>> BEGIN Input
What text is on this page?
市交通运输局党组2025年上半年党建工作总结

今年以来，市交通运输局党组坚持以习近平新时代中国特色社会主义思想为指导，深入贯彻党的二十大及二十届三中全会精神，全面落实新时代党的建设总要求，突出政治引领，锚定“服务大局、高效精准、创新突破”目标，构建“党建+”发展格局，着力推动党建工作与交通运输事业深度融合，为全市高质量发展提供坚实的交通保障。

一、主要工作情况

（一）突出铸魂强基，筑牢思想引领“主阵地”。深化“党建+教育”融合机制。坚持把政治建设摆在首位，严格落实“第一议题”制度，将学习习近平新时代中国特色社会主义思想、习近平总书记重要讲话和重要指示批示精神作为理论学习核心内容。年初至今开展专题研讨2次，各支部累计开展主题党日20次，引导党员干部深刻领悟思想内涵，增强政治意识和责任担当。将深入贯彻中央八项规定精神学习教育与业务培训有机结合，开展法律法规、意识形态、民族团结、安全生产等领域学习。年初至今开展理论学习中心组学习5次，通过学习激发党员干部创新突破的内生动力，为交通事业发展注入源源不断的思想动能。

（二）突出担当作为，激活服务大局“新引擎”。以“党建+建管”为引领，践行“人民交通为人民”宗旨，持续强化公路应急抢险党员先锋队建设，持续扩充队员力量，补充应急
>> END Input
Problem » Quote each line of the data above exactly as written.

Result »
What text is on this page?
市交通运输局党组2025年上半年党建工作总结

今年以来，市交通运输局党组坚持以习近平新时代中国特色社会主义思想为指导，深入贯彻党的二十大及二十届三中全会精神，全面落实新时代党的建设总要求，突出政治引领，锚定“服务大局、高效精准、创新突破”目标，构建“党建+”发展格局，着力推动党建工作与交通运输事业深度融合，为全市高质量发展提供坚实的交通保障。

一、主要工作情况

（一）突出铸魂强基，筑牢思想引领“主阵地”。深化“党建+教育”融合机制。坚持把政治建设摆在首位，严格落实“第一议题”制度，将学习习近平新时代中国特色社会主义思想、习近平总书记重要讲话和重要指示批示精神作为理论学习核心内容。年初至今开展专题研讨2次，各支部累计开展主题党日20次，引导党员干部深刻领悟思想内涵，增强政治意识和责任担当。将深入贯彻中央八项规定精神学习教育与业务培训有机结合，开展法律法规、意识形态、民族团结、安全生产等领域学习。年初至今开展理论学习中心组学习5次，通过学习激发党员干部创新突破的内生动力，为交通事业发展注入源源不断的思想动能。

（二）突出担当作为，激活服务大局“新引擎”。以“党建+建管”为引领，践行“人民交通为人民”宗旨，持续强化公路应急抢险党员先锋队建设，持续扩充队员力量，补充应急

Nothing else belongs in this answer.